YOUR TASK: Determine how many lines in the entries below include "Residents". The reply should be that number and nothing else.

PROVIDED RECORDS:
________________________

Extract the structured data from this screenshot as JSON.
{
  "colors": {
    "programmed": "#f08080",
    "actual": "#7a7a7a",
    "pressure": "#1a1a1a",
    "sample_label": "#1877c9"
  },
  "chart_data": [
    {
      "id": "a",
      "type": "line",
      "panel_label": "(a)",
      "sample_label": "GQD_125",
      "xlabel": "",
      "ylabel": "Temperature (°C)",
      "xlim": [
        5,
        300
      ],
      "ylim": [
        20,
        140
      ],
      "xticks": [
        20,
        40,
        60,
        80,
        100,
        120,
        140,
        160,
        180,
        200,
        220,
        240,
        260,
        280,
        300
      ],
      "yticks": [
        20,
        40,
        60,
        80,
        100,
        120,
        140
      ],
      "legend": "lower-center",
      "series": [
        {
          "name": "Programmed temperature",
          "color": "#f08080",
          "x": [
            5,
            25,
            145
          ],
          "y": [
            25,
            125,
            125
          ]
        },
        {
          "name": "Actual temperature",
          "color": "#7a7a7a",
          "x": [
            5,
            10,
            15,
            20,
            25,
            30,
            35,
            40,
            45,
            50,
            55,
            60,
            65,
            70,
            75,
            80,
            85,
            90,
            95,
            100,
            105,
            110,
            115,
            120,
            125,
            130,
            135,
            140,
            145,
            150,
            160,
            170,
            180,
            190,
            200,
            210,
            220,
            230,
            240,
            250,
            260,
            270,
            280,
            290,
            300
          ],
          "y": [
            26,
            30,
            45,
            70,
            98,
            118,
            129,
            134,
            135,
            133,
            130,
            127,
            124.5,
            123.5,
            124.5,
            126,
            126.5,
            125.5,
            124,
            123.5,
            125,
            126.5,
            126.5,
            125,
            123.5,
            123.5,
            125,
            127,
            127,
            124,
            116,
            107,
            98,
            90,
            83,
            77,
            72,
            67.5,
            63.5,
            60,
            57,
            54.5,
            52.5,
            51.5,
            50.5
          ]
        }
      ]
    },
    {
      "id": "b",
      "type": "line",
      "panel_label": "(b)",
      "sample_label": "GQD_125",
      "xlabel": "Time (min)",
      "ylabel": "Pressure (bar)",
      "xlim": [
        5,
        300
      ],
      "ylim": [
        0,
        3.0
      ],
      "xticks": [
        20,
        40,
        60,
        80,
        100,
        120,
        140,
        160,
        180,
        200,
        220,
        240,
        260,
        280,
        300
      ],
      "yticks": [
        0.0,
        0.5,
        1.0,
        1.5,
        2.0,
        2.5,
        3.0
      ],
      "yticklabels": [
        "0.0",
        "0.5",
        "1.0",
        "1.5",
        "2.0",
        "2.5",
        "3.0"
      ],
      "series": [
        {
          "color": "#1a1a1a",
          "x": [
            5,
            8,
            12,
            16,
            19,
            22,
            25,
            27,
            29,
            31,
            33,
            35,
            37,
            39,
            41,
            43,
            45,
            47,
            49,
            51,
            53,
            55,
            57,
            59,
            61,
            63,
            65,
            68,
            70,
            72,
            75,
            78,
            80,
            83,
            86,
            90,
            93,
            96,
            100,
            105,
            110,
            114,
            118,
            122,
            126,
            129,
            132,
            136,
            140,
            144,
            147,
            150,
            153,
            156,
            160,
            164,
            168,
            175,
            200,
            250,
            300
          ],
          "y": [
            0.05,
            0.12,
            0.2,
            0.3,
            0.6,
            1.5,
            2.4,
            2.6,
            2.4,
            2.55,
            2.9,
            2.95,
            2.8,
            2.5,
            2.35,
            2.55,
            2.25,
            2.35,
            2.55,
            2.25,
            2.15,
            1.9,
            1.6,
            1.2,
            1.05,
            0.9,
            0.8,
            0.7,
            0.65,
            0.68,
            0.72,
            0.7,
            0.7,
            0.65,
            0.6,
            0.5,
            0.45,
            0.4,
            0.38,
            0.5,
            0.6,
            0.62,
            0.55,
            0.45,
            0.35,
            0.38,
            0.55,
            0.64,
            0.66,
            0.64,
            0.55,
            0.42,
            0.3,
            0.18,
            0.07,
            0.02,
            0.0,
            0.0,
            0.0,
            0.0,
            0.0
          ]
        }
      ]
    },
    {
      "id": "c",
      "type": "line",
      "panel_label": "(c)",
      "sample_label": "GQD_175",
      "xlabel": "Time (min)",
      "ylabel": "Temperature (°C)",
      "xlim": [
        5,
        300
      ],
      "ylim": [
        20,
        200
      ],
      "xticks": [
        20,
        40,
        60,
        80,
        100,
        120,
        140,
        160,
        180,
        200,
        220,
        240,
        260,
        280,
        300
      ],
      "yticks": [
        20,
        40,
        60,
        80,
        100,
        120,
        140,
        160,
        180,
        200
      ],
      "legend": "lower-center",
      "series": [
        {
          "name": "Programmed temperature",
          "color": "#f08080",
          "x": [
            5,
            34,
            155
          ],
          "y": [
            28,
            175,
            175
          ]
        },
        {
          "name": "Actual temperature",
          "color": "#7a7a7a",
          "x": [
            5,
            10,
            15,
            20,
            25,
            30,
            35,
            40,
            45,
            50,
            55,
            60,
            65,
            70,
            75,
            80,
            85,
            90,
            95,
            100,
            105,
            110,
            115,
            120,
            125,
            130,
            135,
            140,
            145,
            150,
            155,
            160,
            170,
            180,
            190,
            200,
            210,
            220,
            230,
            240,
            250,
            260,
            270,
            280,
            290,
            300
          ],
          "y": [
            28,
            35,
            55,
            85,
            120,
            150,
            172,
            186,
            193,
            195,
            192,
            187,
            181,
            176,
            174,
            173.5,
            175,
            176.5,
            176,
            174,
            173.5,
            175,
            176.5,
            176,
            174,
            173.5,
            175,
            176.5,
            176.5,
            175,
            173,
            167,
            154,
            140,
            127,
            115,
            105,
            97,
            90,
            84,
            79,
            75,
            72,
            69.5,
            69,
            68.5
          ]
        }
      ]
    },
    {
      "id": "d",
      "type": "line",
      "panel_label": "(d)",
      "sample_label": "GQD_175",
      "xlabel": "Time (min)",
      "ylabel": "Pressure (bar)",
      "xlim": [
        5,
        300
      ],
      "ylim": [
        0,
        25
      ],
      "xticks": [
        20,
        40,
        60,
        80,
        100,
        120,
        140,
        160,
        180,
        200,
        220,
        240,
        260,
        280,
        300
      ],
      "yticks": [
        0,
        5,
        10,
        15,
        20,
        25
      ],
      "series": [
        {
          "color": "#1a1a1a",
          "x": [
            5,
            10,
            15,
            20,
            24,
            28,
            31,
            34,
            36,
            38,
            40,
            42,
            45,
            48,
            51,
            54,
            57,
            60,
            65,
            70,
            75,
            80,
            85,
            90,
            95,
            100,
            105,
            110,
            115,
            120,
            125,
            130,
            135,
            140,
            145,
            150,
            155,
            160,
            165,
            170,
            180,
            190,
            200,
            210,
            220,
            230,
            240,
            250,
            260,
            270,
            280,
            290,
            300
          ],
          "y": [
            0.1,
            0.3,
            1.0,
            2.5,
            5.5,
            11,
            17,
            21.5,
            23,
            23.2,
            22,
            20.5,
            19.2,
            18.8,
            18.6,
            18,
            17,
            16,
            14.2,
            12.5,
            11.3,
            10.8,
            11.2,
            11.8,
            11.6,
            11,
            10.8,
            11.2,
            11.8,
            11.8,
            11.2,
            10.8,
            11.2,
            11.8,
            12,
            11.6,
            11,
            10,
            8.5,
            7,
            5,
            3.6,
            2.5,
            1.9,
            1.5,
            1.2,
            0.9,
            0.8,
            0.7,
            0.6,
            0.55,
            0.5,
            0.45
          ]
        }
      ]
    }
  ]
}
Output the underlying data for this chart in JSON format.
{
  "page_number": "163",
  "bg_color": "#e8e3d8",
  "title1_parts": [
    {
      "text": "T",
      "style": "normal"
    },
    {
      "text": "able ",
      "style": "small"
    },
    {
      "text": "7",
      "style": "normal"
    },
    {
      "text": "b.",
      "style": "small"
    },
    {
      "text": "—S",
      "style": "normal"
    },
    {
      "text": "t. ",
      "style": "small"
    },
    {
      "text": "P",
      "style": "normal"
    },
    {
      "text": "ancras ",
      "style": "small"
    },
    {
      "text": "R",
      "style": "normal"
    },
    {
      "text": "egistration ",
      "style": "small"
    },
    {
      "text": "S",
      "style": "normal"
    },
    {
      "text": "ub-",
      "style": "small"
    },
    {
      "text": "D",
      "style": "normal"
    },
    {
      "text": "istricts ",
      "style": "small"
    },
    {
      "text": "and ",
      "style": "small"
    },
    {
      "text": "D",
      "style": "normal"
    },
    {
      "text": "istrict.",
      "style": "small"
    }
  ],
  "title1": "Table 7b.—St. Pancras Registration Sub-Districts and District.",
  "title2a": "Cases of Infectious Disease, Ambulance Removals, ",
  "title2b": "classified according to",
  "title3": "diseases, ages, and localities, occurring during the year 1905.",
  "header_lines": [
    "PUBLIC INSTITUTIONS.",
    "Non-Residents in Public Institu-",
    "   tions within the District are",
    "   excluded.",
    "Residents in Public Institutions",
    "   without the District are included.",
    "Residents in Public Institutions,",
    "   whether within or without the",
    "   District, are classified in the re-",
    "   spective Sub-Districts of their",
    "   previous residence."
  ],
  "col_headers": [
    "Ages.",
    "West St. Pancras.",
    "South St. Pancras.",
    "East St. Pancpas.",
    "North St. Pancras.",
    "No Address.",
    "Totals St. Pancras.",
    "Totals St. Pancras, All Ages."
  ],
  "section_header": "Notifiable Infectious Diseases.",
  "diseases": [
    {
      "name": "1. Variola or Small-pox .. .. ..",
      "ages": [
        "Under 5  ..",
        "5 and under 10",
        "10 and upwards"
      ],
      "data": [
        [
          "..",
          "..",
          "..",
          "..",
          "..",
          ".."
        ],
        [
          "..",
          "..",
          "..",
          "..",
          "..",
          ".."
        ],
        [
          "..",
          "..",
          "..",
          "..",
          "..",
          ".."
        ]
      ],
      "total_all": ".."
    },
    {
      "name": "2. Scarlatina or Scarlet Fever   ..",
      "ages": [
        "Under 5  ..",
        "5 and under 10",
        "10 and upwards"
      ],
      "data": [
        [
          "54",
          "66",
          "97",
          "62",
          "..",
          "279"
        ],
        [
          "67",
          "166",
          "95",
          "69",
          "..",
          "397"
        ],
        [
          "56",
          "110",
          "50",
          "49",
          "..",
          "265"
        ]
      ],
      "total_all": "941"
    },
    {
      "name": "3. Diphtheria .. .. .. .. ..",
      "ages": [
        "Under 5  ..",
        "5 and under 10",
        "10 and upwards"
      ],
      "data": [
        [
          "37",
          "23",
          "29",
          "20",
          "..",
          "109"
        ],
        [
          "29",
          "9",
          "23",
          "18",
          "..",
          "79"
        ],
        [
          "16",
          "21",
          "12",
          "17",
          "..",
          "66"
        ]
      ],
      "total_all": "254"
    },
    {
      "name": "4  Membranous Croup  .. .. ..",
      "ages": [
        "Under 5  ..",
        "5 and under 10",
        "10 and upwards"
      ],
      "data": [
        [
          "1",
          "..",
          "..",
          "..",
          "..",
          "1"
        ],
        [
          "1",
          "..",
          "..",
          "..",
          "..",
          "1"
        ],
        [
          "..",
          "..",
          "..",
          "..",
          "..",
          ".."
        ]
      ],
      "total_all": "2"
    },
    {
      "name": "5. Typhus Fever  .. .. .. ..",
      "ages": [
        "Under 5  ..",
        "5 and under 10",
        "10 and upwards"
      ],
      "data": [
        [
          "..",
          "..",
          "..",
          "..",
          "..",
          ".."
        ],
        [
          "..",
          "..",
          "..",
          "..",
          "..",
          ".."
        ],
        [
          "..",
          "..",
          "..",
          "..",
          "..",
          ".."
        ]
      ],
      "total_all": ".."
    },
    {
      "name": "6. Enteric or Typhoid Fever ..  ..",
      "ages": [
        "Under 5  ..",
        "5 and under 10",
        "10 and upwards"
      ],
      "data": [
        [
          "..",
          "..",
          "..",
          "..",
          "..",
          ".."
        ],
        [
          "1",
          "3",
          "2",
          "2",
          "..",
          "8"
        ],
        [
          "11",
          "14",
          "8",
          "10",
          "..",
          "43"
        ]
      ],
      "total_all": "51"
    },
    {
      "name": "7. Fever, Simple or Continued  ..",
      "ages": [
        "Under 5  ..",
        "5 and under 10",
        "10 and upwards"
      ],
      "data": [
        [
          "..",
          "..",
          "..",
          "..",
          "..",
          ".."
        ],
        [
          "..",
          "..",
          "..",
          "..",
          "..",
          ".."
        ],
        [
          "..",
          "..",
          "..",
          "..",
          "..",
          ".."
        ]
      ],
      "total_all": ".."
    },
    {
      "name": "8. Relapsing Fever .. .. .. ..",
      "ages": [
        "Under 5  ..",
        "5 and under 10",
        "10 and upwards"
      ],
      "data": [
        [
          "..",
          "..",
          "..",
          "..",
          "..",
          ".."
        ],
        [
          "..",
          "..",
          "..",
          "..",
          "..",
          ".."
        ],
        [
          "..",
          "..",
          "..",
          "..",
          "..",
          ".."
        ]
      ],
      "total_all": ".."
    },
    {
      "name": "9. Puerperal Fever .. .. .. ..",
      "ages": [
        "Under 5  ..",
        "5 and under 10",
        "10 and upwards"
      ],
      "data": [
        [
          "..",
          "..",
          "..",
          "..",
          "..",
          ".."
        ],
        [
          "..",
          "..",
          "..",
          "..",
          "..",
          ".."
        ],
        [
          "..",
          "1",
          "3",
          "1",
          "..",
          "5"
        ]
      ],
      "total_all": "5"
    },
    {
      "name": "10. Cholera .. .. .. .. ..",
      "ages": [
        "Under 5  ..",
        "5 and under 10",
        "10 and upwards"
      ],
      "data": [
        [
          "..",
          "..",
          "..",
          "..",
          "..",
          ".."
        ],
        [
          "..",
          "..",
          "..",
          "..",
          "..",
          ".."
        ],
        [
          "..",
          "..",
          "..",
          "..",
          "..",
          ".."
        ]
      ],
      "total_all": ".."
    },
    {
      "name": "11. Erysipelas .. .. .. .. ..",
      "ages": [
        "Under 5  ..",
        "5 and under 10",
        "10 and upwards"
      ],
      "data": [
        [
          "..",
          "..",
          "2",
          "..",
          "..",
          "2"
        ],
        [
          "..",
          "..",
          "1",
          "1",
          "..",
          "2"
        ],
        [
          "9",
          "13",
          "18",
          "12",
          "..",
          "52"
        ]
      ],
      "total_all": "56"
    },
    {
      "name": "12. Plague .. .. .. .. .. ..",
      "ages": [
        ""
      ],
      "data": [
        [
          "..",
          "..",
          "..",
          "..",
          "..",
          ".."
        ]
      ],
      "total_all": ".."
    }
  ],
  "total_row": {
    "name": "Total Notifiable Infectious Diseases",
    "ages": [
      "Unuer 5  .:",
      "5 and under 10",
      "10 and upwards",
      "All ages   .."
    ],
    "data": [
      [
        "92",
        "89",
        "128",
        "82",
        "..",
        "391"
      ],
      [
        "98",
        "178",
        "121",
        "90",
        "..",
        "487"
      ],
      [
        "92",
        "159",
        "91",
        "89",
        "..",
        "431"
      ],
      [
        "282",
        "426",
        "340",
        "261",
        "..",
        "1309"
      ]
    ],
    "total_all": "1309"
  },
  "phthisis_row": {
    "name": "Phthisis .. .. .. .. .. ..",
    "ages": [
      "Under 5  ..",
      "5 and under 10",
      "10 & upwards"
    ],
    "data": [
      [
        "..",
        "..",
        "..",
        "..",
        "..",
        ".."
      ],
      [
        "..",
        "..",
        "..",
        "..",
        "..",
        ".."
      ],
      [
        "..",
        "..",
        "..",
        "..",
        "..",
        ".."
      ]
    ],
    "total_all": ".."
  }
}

________________________

TASK RESPONSE: 3